- _Figure content listings_
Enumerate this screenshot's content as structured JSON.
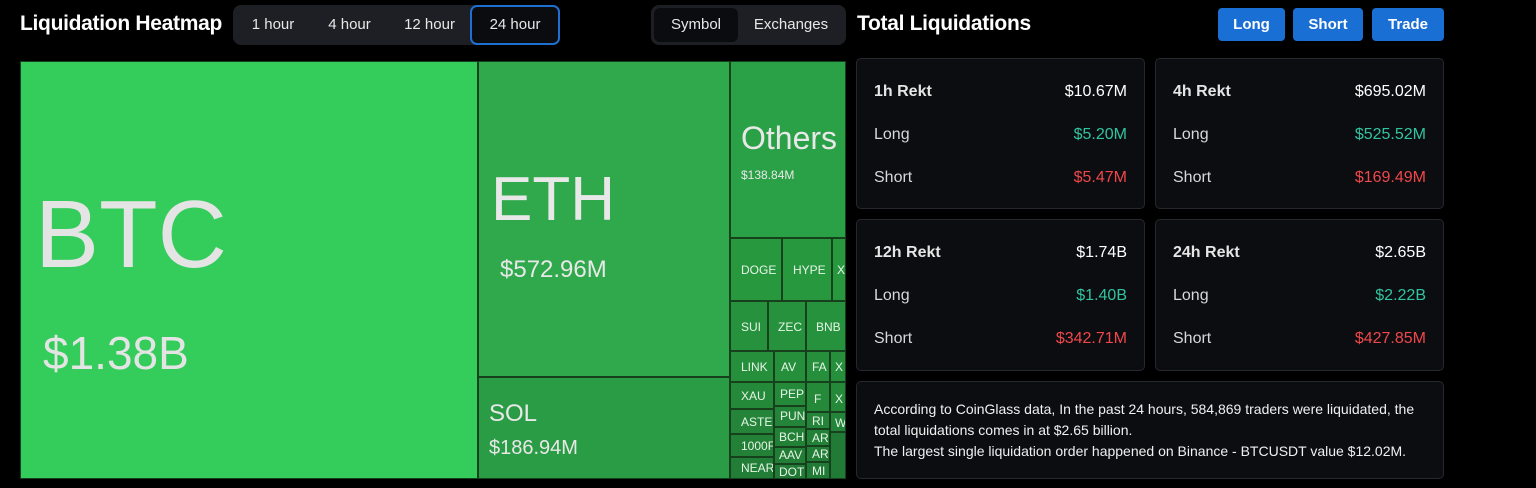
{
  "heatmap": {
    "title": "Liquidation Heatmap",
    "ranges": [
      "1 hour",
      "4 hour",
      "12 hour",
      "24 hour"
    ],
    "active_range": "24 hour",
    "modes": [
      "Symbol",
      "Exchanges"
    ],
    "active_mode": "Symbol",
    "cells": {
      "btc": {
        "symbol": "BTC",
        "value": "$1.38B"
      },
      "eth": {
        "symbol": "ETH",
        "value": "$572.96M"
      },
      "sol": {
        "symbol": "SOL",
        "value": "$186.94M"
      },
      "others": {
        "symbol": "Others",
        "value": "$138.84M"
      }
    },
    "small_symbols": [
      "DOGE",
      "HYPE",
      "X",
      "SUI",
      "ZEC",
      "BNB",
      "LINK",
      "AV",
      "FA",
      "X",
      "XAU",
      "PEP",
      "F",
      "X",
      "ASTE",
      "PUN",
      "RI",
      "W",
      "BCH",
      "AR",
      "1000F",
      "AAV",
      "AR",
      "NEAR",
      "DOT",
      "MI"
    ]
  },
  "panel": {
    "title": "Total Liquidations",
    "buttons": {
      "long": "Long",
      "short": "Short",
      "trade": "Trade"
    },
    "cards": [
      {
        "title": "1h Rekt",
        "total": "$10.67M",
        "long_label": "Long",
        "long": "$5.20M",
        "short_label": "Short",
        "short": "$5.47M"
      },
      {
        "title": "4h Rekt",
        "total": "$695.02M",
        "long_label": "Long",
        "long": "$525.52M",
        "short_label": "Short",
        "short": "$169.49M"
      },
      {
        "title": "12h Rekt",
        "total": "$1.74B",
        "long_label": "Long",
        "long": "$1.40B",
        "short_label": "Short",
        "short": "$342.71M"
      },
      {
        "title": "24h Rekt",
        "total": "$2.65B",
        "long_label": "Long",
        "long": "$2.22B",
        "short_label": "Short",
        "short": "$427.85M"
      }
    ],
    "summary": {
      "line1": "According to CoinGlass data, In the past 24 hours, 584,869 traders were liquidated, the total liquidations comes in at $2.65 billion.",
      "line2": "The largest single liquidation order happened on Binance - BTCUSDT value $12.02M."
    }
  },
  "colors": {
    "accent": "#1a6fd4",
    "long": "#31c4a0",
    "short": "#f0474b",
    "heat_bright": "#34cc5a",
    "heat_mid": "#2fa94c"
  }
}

- _SET TASK_
Reproduce all the records verbatim, excluding images.

- _ANSWER_
Enumerate this screenshot's content as structured JSON.
{
  "heatmap": {
    "title": "Liquidation Heatmap",
    "ranges": [
      "1 hour",
      "4 hour",
      "12 hour",
      "24 hour"
    ],
    "active_range": "24 hour",
    "modes": [
      "Symbol",
      "Exchanges"
    ],
    "active_mode": "Symbol",
    "cells": {
      "btc": {
        "symbol": "BTC",
        "value": "$1.38B"
      },
      "eth": {
        "symbol": "ETH",
        "value": "$572.96M"
      },
      "sol": {
        "symbol": "SOL",
        "value": "$186.94M"
      },
      "others": {
        "symbol": "Others",
        "value": "$138.84M"
      }
    },
    "small_symbols": [
      "DOGE",
      "HYPE",
      "X",
      "SUI",
      "ZEC",
      "BNB",
      "LINK",
      "AV",
      "FA",
      "X",
      "XAU",
      "PEP",
      "F",
      "X",
      "ASTE",
      "PUN",
      "RI",
      "W",
      "BCH",
      "AR",
      "1000F",
      "AAV",
      "AR",
      "NEAR",
      "DOT",
      "MI"
    ]
  },
  "panel": {
    "title": "Total Liquidations",
    "buttons": {
      "long": "Long",
      "short": "Short",
      "trade": "Trade"
    },
    "cards": [
      {
        "title": "1h Rekt",
        "total": "$10.67M",
        "long_label": "Long",
        "long": "$5.20M",
        "short_label": "Short",
        "short": "$5.47M"
      },
      {
        "title": "4h Rekt",
        "total": "$695.02M",
        "long_label": "Long",
        "long": "$525.52M",
        "short_label": "Short",
        "short": "$169.49M"
      },
      {
        "title": "12h Rekt",
        "total": "$1.74B",
        "long_label": "Long",
        "long": "$1.40B",
        "short_label": "Short",
        "short": "$342.71M"
      },
      {
        "title": "24h Rekt",
        "total": "$2.65B",
        "long_label": "Long",
        "long": "$2.22B",
        "short_label": "Short",
        "short": "$427.85M"
      }
    ],
    "summary": {
      "line1": "According to CoinGlass data, In the past 24 hours, 584,869 traders were liquidated, the total liquidations comes in at $2.65 billion.",
      "line2": "The largest single liquidation order happened on Binance - BTCUSDT value $12.02M."
    }
  },
  "colors": {
    "accent": "#1a6fd4",
    "long": "#31c4a0",
    "short": "#f0474b",
    "heat_bright": "#34cc5a",
    "heat_mid": "#2fa94c"
  }
}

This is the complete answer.